- **TASK SET**
(A) In the plow thread, what asking price does peteo1 suggest for the plow when it is advertised as a complete setup?
(B) Rewrite the plow thread starting with "Identifying what you" and going on through "to come off.", swapping "steel" for "iron".

- **GIVEN PASSAGE**
========================

Identifying what you need to do for the mounts should be as easy as your description of how you figured out the wiring. Just crawl under and get a good look at it. Plow mounts are simple chunks of steel. Maybe the bumper or something in the way has to come off.

You might also look at the front end suspension to see if anything was added to help carry the weight, such as load-supporting air bags.


----------



## steve68steve (Jan 29, 2013)

Thanks, all.

Ironically I haven't crawled under there yet because my driveway is.... snow covered!!! I suppose that will tell me what I need to know, but just looking at it from the front, it's hard to tell much.

I went looking for front hitch receivers after posting this and it looks like they are all just a cross beam with a tube welded which bolts on. The fact that they bolt must mean the front of the ladder frame is drilled (or drillable) for stuff like this.

Ok, I didn't read the rules so this might be out of line, but: what's this thing worth? I'd be thrilled to get $1500 for the everything. Looking on craigslist and ebay I've seen really beat up rigs seemingly going for more and nicer stuff going for less. I suppose it's seasonal and a function of how much snow we're getting this season.


----------



## mnglocker (Dec 24, 2008)

grandview;1579830 said:


> Well if you bought the truck from Bird ,then the plow frame is welded on.


:laughing::laughing::laughing::laughing:

I laughed.


----------



## peteo1 (Jul 4, 2011)

I would think you should be able to.get more than $1500 for that plow. I would try advertising as a complete setup and put a tag of around $3000 depending on age and condition.

========================

- **DATA LISTING**

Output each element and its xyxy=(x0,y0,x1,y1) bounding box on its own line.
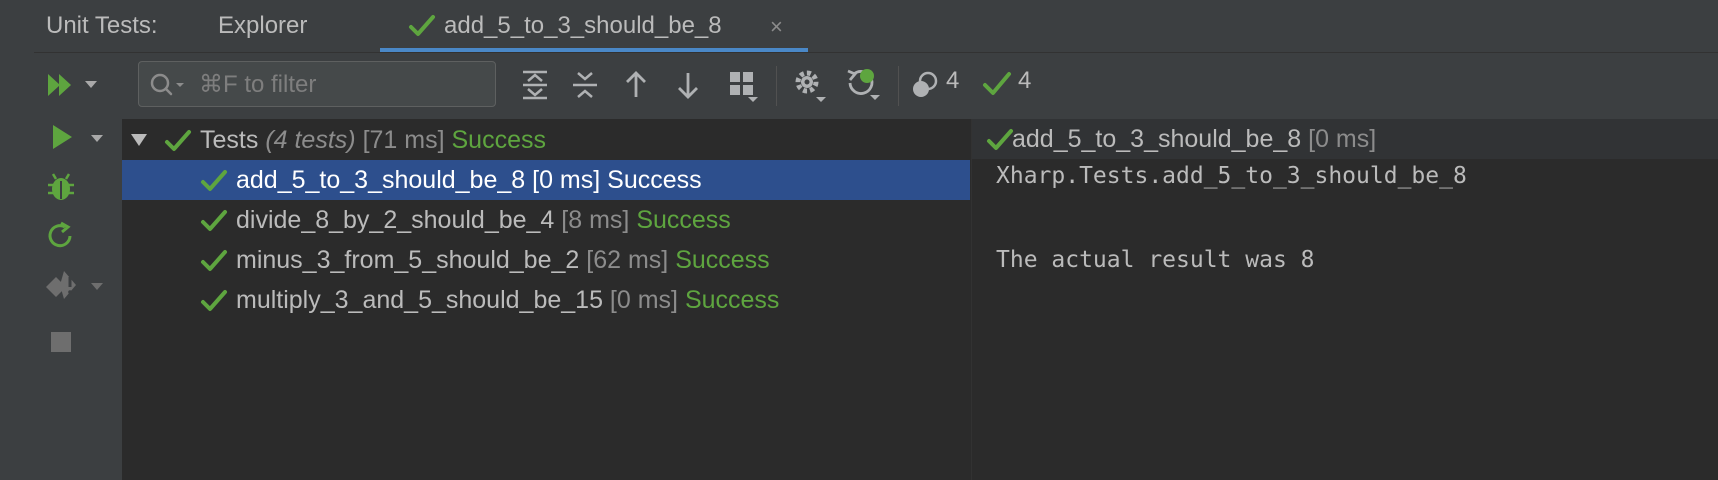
filter-field[interactable] xyxy=(138,61,496,108)
tab-explorer[interactable]: Explorer xyxy=(218,12,307,40)
run-all-icon[interactable] xyxy=(44,69,76,101)
test-output-panel: add_5_to_3_should_be_8 [0 ms] Xharp.Test… xyxy=(971,119,1718,480)
test-name: add_5_to_3_should_be_8 xyxy=(236,166,526,194)
output-line: The actual result was 8 xyxy=(996,247,1315,273)
output-line: Xharp.Tests.add_5_to_3_should_be_8 xyxy=(996,163,1467,189)
left-tool-strip xyxy=(0,0,35,480)
test-name: minus_3_from_5_should_be_2 xyxy=(236,246,580,274)
search-icon xyxy=(150,73,184,96)
check-icon xyxy=(201,210,227,231)
chevron-down-icon[interactable] xyxy=(84,79,98,91)
test-status: Success xyxy=(675,246,770,274)
expand-all-icon[interactable] xyxy=(520,69,550,101)
test-time: [0 ms] xyxy=(532,166,601,194)
run-icon[interactable] xyxy=(48,122,76,152)
rerun-icon[interactable] xyxy=(46,221,76,251)
auto-test-icon[interactable] xyxy=(844,65,880,103)
check-icon xyxy=(201,290,227,311)
test-tree: Tests (4 tests) [71 ms] Success add_5_to… xyxy=(122,119,970,480)
toolbar-separator xyxy=(898,66,899,106)
chevron-down-icon[interactable] xyxy=(90,281,104,293)
toolbar: 4 4 xyxy=(34,53,1718,119)
stop-icon[interactable] xyxy=(50,331,72,353)
run-actions-bar xyxy=(34,119,123,480)
test-time: [62 ms] xyxy=(586,246,669,274)
tab-underline xyxy=(380,48,808,52)
test-row[interactable]: add_5_to_3_should_be_8 [0 ms] Success xyxy=(122,160,970,200)
test-time: [8 ms] xyxy=(561,206,630,234)
root-count: (4 tests) xyxy=(265,126,356,154)
coverage-icon[interactable] xyxy=(42,269,80,301)
total-tests-count: 4 xyxy=(946,67,960,94)
arrow-down-icon[interactable] xyxy=(676,69,700,101)
check-icon xyxy=(165,130,191,151)
test-time: [0 ms] xyxy=(609,286,678,314)
filter-input[interactable] xyxy=(197,62,491,108)
output-test-name: add_5_to_3_should_be_8 xyxy=(1012,125,1302,153)
test-status: Success xyxy=(607,166,702,194)
root-name: Tests xyxy=(200,126,259,154)
check-icon xyxy=(987,129,1013,150)
passed-tests-count: 4 xyxy=(1018,67,1032,94)
collapse-all-icon[interactable] xyxy=(570,69,600,101)
test-name: multiply_3_and_5_should_be_15 xyxy=(236,286,603,314)
root-status: Success xyxy=(451,126,546,154)
tab-active-label: add_5_to_3_should_be_8 xyxy=(444,12,722,39)
chevron-down-icon[interactable] xyxy=(130,132,148,148)
check-icon xyxy=(983,72,1011,95)
close-tab-icon[interactable]: × xyxy=(770,14,783,40)
output-header: add_5_to_3_should_be_8 [0 ms] xyxy=(972,119,1718,159)
test-row[interactable]: divide_8_by_2_should_be_4 [8 ms] Success xyxy=(122,200,970,240)
check-icon xyxy=(409,15,435,36)
panel-title: Unit Tests: xyxy=(46,12,158,39)
arrow-up-icon[interactable] xyxy=(624,69,648,101)
test-row[interactable]: multiply_3_and_5_should_be_15 [0 ms] Suc… xyxy=(122,280,970,320)
tree-root-row[interactable]: Tests (4 tests) [71 ms] Success xyxy=(122,120,970,160)
test-status: Success xyxy=(684,286,780,314)
debug-icon[interactable] xyxy=(46,171,76,203)
gear-icon[interactable] xyxy=(792,67,826,103)
root-time: [71 ms] xyxy=(362,126,445,154)
group-by-icon[interactable] xyxy=(728,69,758,103)
tab-active-session[interactable]: add_5_to_3_should_be_8 × xyxy=(380,0,808,52)
toolbar-separator xyxy=(776,66,777,106)
output-test-time: [0 ms] xyxy=(1308,125,1377,153)
test-status: Success xyxy=(636,206,731,234)
check-icon xyxy=(201,170,227,191)
test-name: divide_8_by_2_should_be_4 xyxy=(236,206,555,234)
test-row[interactable]: minus_3_from_5_should_be_2 [62 ms] Succe… xyxy=(122,240,970,280)
total-tests-icon xyxy=(913,71,938,97)
check-icon xyxy=(201,250,227,271)
tool-window-header: Unit Tests: Explorer add_5_to_3_should_b… xyxy=(34,0,1718,53)
chevron-down-icon[interactable] xyxy=(90,133,104,145)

========================

- **PER-TASK ANSWERS**
(A) Around $3000, depending on age and condition.

(B)
Identifying what you need to do for the mounts should be as easy as your description of how you figured out the wiring. Just crawl under and get a good look at it. Plow mounts are simple chunks of iron. Maybe the bumper or something in the way has to come off.